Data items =
>>>
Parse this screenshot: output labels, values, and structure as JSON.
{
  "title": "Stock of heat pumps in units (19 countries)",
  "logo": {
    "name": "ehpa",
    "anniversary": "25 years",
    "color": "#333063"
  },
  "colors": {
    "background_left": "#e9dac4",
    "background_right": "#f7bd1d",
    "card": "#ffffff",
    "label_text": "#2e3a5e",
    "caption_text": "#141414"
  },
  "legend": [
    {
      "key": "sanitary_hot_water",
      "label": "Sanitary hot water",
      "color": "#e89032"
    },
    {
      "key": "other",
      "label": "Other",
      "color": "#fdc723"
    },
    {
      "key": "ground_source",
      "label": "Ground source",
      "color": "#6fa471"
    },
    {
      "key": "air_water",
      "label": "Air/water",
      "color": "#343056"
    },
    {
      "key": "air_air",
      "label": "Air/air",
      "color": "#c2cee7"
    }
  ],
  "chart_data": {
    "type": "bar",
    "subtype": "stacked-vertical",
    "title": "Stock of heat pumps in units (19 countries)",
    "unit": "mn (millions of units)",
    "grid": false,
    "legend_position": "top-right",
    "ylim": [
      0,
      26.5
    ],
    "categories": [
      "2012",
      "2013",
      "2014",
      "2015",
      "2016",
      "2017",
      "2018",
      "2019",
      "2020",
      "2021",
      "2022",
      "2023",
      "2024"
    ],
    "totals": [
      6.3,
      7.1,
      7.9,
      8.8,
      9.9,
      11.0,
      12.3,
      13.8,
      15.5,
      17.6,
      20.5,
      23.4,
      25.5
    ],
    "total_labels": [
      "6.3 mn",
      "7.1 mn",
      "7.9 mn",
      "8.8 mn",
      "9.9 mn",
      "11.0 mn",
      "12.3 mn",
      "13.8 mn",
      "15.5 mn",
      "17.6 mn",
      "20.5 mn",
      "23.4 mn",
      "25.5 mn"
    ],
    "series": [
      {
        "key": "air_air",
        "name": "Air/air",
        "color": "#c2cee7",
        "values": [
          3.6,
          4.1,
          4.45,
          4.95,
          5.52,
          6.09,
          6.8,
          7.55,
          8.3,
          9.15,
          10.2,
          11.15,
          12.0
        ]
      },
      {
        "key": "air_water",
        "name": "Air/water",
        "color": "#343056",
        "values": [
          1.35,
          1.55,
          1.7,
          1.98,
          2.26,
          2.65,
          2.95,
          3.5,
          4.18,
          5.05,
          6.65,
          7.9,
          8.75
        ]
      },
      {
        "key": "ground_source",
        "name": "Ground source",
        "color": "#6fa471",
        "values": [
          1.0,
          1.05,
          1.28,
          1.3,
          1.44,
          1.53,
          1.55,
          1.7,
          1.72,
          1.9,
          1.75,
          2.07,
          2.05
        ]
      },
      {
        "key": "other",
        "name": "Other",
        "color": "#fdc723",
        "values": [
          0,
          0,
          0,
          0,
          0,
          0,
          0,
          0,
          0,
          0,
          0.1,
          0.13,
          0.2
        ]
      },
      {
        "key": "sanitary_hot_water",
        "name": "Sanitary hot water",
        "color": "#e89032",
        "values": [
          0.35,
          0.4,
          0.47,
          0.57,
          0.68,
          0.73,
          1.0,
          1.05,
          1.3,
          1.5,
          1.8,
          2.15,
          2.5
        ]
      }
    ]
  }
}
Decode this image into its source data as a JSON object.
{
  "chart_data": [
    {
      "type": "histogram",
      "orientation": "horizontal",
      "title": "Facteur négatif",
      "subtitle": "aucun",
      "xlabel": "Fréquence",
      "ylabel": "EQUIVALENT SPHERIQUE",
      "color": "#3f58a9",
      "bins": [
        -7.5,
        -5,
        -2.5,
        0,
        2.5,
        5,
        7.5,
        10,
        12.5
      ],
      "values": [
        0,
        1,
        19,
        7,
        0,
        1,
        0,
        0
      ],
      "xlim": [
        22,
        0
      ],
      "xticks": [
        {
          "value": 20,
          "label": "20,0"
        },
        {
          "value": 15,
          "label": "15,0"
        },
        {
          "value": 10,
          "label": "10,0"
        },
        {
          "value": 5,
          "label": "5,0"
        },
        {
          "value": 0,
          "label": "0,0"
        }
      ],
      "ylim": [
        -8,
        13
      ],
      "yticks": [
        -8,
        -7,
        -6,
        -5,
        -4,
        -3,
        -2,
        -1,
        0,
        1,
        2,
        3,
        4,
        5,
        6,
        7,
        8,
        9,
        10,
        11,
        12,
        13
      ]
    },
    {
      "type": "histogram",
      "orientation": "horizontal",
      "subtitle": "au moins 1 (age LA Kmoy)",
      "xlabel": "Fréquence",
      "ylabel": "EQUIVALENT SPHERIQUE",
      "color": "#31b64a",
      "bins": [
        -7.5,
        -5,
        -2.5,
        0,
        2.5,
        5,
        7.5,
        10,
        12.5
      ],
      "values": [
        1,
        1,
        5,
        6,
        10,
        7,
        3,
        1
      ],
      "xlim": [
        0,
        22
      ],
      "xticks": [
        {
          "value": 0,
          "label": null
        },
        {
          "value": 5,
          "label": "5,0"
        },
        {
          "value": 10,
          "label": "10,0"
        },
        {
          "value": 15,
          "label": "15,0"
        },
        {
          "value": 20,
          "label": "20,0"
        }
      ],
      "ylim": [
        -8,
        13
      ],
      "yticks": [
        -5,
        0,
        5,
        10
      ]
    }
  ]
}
<<<
What to do = Every line in the data that holds "subtitle" should be copied out.

The response =
      "subtitle": "aucun",
      "subtitle": "au moins 1 (age LA Kmoy)",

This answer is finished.